Saved entries:
• • • • • • •

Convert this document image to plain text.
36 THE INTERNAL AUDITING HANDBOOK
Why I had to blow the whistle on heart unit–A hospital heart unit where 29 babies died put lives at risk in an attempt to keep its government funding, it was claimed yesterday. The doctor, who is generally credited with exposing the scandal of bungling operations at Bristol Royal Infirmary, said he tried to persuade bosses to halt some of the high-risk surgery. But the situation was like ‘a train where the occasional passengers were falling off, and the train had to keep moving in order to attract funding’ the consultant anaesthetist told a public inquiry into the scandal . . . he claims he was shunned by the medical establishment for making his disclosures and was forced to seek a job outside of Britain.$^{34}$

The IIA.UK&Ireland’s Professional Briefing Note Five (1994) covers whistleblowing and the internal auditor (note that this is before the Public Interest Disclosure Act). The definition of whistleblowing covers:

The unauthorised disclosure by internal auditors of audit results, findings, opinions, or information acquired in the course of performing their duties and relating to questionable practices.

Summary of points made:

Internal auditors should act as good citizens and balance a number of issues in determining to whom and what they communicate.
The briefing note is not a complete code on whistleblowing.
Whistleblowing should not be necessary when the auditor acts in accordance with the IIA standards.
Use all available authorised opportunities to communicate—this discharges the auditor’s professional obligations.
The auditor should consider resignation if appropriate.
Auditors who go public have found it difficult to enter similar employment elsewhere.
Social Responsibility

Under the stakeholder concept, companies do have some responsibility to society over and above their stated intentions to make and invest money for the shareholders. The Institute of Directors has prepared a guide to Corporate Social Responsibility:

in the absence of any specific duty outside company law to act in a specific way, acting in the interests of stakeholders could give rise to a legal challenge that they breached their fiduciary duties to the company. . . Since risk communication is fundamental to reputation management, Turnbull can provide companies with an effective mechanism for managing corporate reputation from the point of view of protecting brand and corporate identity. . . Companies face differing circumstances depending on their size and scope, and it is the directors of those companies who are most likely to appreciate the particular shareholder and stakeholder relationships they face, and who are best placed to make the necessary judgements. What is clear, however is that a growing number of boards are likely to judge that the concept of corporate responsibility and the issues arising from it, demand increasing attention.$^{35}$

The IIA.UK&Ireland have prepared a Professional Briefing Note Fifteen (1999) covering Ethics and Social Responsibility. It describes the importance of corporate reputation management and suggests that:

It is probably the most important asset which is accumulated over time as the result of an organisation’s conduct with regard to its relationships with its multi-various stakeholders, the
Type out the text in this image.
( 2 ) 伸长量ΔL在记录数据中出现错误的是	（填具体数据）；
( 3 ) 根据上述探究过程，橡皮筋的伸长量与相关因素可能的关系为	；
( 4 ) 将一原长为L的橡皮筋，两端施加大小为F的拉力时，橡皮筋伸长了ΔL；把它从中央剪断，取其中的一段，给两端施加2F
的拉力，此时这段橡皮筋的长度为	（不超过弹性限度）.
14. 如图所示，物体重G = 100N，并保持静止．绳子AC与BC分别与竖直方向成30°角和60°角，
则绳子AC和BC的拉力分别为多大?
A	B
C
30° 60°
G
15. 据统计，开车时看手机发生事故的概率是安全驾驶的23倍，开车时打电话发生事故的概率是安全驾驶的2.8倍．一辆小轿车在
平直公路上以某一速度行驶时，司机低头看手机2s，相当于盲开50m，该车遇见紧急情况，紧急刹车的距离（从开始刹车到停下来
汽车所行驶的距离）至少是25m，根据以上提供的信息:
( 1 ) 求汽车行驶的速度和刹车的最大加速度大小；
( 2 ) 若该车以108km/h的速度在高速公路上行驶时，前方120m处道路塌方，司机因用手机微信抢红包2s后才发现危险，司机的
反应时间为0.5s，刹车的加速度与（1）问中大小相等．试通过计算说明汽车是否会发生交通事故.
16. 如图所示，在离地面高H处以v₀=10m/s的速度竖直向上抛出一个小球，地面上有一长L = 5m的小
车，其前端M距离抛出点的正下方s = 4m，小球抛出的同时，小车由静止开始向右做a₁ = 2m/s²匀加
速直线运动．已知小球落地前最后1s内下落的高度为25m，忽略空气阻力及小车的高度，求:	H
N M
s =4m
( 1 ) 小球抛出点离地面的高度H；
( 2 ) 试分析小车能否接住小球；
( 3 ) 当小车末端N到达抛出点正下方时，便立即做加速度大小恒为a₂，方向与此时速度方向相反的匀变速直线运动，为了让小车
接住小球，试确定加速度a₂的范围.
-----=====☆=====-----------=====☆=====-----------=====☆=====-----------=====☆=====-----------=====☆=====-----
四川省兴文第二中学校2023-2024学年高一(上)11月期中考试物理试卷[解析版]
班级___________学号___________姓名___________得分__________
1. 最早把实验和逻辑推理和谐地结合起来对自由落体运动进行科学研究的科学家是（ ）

• • • • • • •

Do this -
Output all of the data again, exactly.

Result of the task -
Convert this document image to plain text.
36 THE INTERNAL AUDITING HANDBOOK
Why I had to blow the whistle on heart unit–A hospital heart unit where 29 babies died put lives at risk in an attempt to keep its government funding, it was claimed yesterday. The doctor, who is generally credited with exposing the scandal of bungling operations at Bristol Royal Infirmary, said he tried to persuade bosses to halt some of the high-risk surgery. But the situation was like ‘a train where the occasional passengers were falling off, and the train had to keep moving in order to attract funding’ the consultant anaesthetist told a public inquiry into the scandal . . . he claims he was shunned by the medical establishment for making his disclosures and was forced to seek a job outside of Britain.$^{34}$

The IIA.UK&Ireland’s Professional Briefing Note Five (1994) covers whistleblowing and the internal auditor (note that this is before the Public Interest Disclosure Act). The definition of whistleblowing covers:

The unauthorised disclosure by internal auditors of audit results, findings, opinions, or information acquired in the course of performing their duties and relating to questionable practices.

Summary of points made:

Internal auditors should act as good citizens and balance a number of issues in determining to whom and what they communicate.
The briefing note is not a complete code on whistleblowing.
Whistleblowing should not be necessary when the auditor acts in accordance with the IIA standards.
Use all available authorised opportunities to communicate—this discharges the auditor’s professional obligations.
The auditor should consider resignation if appropriate.
Auditors who go public have found it difficult to enter similar employment elsewhere.
Social Responsibility

Under the stakeholder concept, companies do have some responsibility to society over and above their stated intentions to make and invest money for the shareholders. The Institute of Directors has prepared a guide to Corporate Social Responsibility:

in the absence of any specific duty outside company law to act in a specific way, acting in the interests of stakeholders could give rise to a legal challenge that they breached their fiduciary duties to the company. . . Since risk communication is fundamental to reputation management, Turnbull can provide companies with an effective mechanism for managing corporate reputation from the point of view of protecting brand and corporate identity. . . Companies face differing circumstances depending on their size and scope, and it is the directors of those companies who are most likely to appreciate the particular shareholder and stakeholder relationships they face, and who are best placed to make the necessary judgements. What is clear, however is that a growing number of boards are likely to judge that the concept of corporate responsibility and the issues arising from it, demand increasing attention.$^{35}$

The IIA.UK&Ireland have prepared a Professional Briefing Note Fifteen (1999) covering Ethics and Social Responsibility. It describes the importance of corporate reputation management and suggests that:

It is probably the most important asset which is accumulated over time as the result of an organisation’s conduct with regard to its relationships with its multi-various stakeholders, the
Type out the text in this image.
( 2 ) 伸长量ΔL在记录数据中出现错误的是	（填具体数据）；
( 3 ) 根据上述探究过程，橡皮筋的伸长量与相关因素可能的关系为	；
( 4 ) 将一原长为L的橡皮筋，两端施加大小为F的拉力时，橡皮筋伸长了ΔL；把它从中央剪断，取其中的一段，给两端施加2F
的拉力，此时这段橡皮筋的长度为	（不超过弹性限度）.
14. 如图所示，物体重G = 100N，并保持静止．绳子AC与BC分别与竖直方向成30°角和60°角，
则绳子AC和BC的拉力分别为多大?
A	B
C
30° 60°
G
15. 据统计，开车时看手机发生事故的概率是安全驾驶的23倍，开车时打电话发生事故的概率是安全驾驶的2.8倍．一辆小轿车在
平直公路上以某一速度行驶时，司机低头看手机2s，相当于盲开50m，该车遇见紧急情况，紧急刹车的距离（从开始刹车到停下来
汽车所行驶的距离）至少是25m，根据以上提供的信息:
( 1 ) 求汽车行驶的速度和刹车的最大加速度大小；
( 2 ) 若该车以108km/h的速度在高速公路上行驶时，前方120m处道路塌方，司机因用手机微信抢红包2s后才发现危险，司机的
反应时间为0.5s，刹车的加速度与（1）问中大小相等．试通过计算说明汽车是否会发生交通事故.
16. 如图所示，在离地面高H处以v₀=10m/s的速度竖直向上抛出一个小球，地面上有一长L = 5m的小
车，其前端M距离抛出点的正下方s = 4m，小球抛出的同时，小车由静止开始向右做a₁ = 2m/s²匀加
速直线运动．已知小球落地前最后1s内下落的高度为25m，忽略空气阻力及小车的高度，求:	H
N M
s =4m
( 1 ) 小球抛出点离地面的高度H；
( 2 ) 试分析小车能否接住小球；
( 3 ) 当小车末端N到达抛出点正下方时，便立即做加速度大小恒为a₂，方向与此时速度方向相反的匀变速直线运动，为了让小车
接住小球，试确定加速度a₂的范围.
-----=====☆=====-----------=====☆=====-----------=====☆=====-----------=====☆=====-----------=====☆=====-----
四川省兴文第二中学校2023-2024学年高一(上)11月期中考试物理试卷[解析版]
班级___________学号___________姓名___________得分__________
1. 最早把实验和逻辑推理和谐地结合起来对自由落体运动进行科学研究的科学家是（ ）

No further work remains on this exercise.